Rewrite every line of the data below as a Markdown table with two columns, Row and Line, numbering the lines in order and skipping any blank ones.

--- Data for the task ---

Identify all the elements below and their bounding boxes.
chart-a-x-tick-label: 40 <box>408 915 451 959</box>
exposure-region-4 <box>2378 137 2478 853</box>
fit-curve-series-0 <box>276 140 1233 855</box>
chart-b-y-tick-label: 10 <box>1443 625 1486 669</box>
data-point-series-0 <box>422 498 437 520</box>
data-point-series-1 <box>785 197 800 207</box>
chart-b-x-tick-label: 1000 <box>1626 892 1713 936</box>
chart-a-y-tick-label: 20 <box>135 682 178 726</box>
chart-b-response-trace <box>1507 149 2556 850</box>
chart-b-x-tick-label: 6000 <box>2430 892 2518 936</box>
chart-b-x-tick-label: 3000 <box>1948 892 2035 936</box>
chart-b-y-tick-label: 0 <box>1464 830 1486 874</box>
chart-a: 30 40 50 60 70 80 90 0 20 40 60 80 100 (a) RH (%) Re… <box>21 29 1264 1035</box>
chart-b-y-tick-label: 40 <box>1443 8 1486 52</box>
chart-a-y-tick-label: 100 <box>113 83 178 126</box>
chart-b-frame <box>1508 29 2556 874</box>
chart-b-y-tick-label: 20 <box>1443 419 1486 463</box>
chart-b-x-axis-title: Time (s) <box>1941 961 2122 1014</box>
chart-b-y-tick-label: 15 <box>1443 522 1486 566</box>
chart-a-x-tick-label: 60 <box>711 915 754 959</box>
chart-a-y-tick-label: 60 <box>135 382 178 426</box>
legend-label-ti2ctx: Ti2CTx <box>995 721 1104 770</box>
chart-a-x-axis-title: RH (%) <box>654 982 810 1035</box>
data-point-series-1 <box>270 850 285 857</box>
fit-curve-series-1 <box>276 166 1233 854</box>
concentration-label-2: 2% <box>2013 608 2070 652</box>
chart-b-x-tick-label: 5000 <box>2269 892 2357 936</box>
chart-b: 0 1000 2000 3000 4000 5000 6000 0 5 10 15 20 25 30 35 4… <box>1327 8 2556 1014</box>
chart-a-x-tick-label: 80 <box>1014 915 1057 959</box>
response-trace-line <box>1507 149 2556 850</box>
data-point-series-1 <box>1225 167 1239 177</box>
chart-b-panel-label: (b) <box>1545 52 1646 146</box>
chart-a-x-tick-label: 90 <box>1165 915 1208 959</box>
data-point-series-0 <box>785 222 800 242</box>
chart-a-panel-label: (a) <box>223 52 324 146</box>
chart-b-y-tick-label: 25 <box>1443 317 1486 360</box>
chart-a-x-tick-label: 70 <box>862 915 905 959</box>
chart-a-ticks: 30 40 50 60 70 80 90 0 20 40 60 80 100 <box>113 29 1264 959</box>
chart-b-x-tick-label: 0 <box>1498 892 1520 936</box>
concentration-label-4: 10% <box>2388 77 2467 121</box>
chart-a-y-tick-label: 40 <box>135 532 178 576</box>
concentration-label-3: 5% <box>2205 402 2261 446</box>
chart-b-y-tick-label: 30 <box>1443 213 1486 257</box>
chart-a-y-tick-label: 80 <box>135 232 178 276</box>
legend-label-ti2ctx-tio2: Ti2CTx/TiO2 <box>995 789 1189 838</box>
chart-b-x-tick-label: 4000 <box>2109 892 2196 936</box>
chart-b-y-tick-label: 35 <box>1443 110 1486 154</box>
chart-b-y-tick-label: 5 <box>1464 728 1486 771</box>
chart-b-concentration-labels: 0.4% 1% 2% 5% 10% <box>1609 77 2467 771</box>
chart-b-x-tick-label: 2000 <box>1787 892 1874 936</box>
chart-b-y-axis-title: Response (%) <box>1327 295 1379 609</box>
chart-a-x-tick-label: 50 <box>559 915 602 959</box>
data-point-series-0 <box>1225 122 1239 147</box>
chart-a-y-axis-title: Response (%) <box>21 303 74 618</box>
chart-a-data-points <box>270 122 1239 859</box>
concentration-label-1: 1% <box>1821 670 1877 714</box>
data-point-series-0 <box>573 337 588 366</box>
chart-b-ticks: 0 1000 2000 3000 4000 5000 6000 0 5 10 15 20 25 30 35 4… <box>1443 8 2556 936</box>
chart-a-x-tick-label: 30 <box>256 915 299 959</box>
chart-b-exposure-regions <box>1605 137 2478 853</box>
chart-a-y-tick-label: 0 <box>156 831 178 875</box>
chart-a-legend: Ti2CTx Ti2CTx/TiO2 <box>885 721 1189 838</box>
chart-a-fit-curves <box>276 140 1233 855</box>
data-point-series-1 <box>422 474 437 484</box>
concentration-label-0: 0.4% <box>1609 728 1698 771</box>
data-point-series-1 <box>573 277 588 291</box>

---

● **Answer to this task**:
| Row | Line |
|---|---|
| 1 | Identify all the elements below and their bounding boxes. |
| 2 | chart-a-x-tick-label: 40 <box>408 915 451 959</box> |
| 3 | exposure-region-4 <box>2378 137 2478 853</box> |
| 4 | fit-curve-series-0 <box>276 140 1233 855</box> |
| 5 | chart-b-y-tick-label: 10 <box>1443 625 1486 669</box> |
| 6 | data-point-series-0 <box>422 498 437 520</box> |
| 7 | data-point-series-1 <box>785 197 800 207</box> |
| 8 | chart-b-x-tick-label: 1000 <box>1626 892 1713 936</box> |
| 9 | chart-a-y-tick-label: 20 <box>135 682 178 726</box> |
| 10 | chart-b-response-trace <box>1507 149 2556 850</box> |
| 11 | chart-b-x-tick-label: 6000 <box>2430 892 2518 936</box> |
| 12 | chart-b-x-tick-label: 3000 <box>1948 892 2035 936</box> |
| 13 | chart-b-y-tick-label: 0 <box>1464 830 1486 874</box> |
| 14 | chart-a: 30 40 50 60 70 80 90 0 20 40 60 80 100 (a) RH (%) Re… <box>21 29 1264 1035</box> |
| 15 | chart-b-y-tick-label: 40 <box>1443 8 1486 52</box> |
| 16 | chart-a-y-tick-label: 100 <box>113 83 178 126</box> |
| 17 | chart-b-frame <box>1508 29 2556 874</box> |
| 18 | chart-b-y-tick-label: 20 <box>1443 419 1486 463</box> |
| 19 | chart-b-x-axis-title: Time (s) <box>1941 961 2122 1014</box> |
| 20 | chart-b-y-tick-label: 15 <box>1443 522 1486 566</box> |
| 21 | chart-a-x-tick-label: 60 <box>711 915 754 959</box> |
| 22 | chart-a-y-tick-label: 60 <box>135 382 178 426</box> |
| 23 | legend-label-ti2ctx: Ti2CTx <box>995 721 1104 770</box> |
| 24 | chart-a-x-axis-title: RH (%) <box>654 982 810 1035</box> |
| 25 | data-point-series-1 <box>270 850 285 857</box> |
| 26 | fit-curve-series-1 <box>276 166 1233 854</box> |
| 27 | concentration-label-2: 2% <box>2013 608 2070 652</box> |
| 28 | chart-b-x-tick-label: 5000 <box>2269 892 2357 936</box> |
| 29 | chart-b: 0 1000 2000 3000 4000 5000 6000 0 5 10 15 20 25 30 35 4… <box>1327 8 2556 1014</box> |
| 30 | chart-a-x-tick-label: 80 <box>1014 915 1057 959</box> |
| 31 | response-trace-line <box>1507 149 2556 850</box> |
| 32 | data-point-series-1 <box>1225 167 1239 177</box> |
| 33 | chart-b-panel-label: (b) <box>1545 52 1646 146</box> |
| 34 | chart-a-x-tick-label: 90 <box>1165 915 1208 959</box> |
| 35 | data-point-series-0 <box>785 222 800 242</box> |
| 36 | chart-a-panel-label: (a) <box>223 52 324 146</box> |
| 37 | chart-b-y-tick-label: 25 <box>1443 317 1486 360</box> |
| 38 | chart-a-x-tick-label: 70 <box>862 915 905 959</box> |
| 39 | chart-a-ticks: 30 40 50 60 70 80 90 0 20 40 60 80 100 <box>113 29 1264 959</box> |
| 40 | chart-b-x-tick-label: 0 <box>1498 892 1520 936</box> |
| 41 | concentration-label-4: 10% <box>2388 77 2467 121</box> |
| 42 | chart-a-y-tick-label: 40 <box>135 532 178 576</box> |
| 43 | concentration-label-3: 5% <box>2205 402 2261 446</box> |
| 44 | chart-b-y-tick-label: 30 <box>1443 213 1486 257</box> |
| 45 | chart-a-y-tick-label: 80 <box>135 232 178 276</box> |
| 46 | legend-label-ti2ctx-tio2: Ti2CTx/TiO2 <box>995 789 1189 838</box> |
| 47 | chart-b-x-tick-label: 4000 <box>2109 892 2196 936</box> |
| 48 | chart-b-y-tick-label: 35 <box>1443 110 1486 154</box> |
| 49 | chart-b-y-tick-label: 5 <box>1464 728 1486 771</box> |
| 50 | chart-b-concentration-labels: 0.4% 1% 2% 5% 10% <box>1609 77 2467 771</box> |
| 51 | chart-b-x-tick-label: 2000 <box>1787 892 1874 936</box> |
| 52 | chart-b-y-axis-title: Response (%) <box>1327 295 1379 609</box> |
| 53 | chart-a-x-tick-label: 50 <box>559 915 602 959</box> |
| 54 | data-point-series-0 <box>1225 122 1239 147</box> |
| 55 | chart-a-y-axis-title: Response (%) <box>21 303 74 618</box> |
| 56 | chart-a-data-points <box>270 122 1239 859</box> |
| 57 | concentration-label-1: 1% <box>1821 670 1877 714</box> |
| 58 | data-point-series-0 <box>573 337 588 366</box> |
| 59 | chart-b-ticks: 0 1000 2000 3000 4000 5000 6000 0 5 10 15 20 25 30 35 4… <box>1443 8 2556 936</box> |
| 60 | chart-a-x-tick-label: 30 <box>256 915 299 959</box> |
| 61 | chart-b-exposure-regions <box>1605 137 2478 853</box> |
| 62 | chart-a-y-tick-label: 0 <box>156 831 178 875</box> |
| 63 | chart-a-legend: Ti2CTx Ti2CTx/TiO2 <box>885 721 1189 838</box> |
| 64 | chart-a-fit-curves <box>276 140 1233 855</box> |
| 65 | data-point-series-1 <box>422 474 437 484</box> |
| 66 | concentration-label-0: 0.4% <box>1609 728 1698 771</box> |
| 67 | data-point-series-1 <box>573 277 588 291</box> |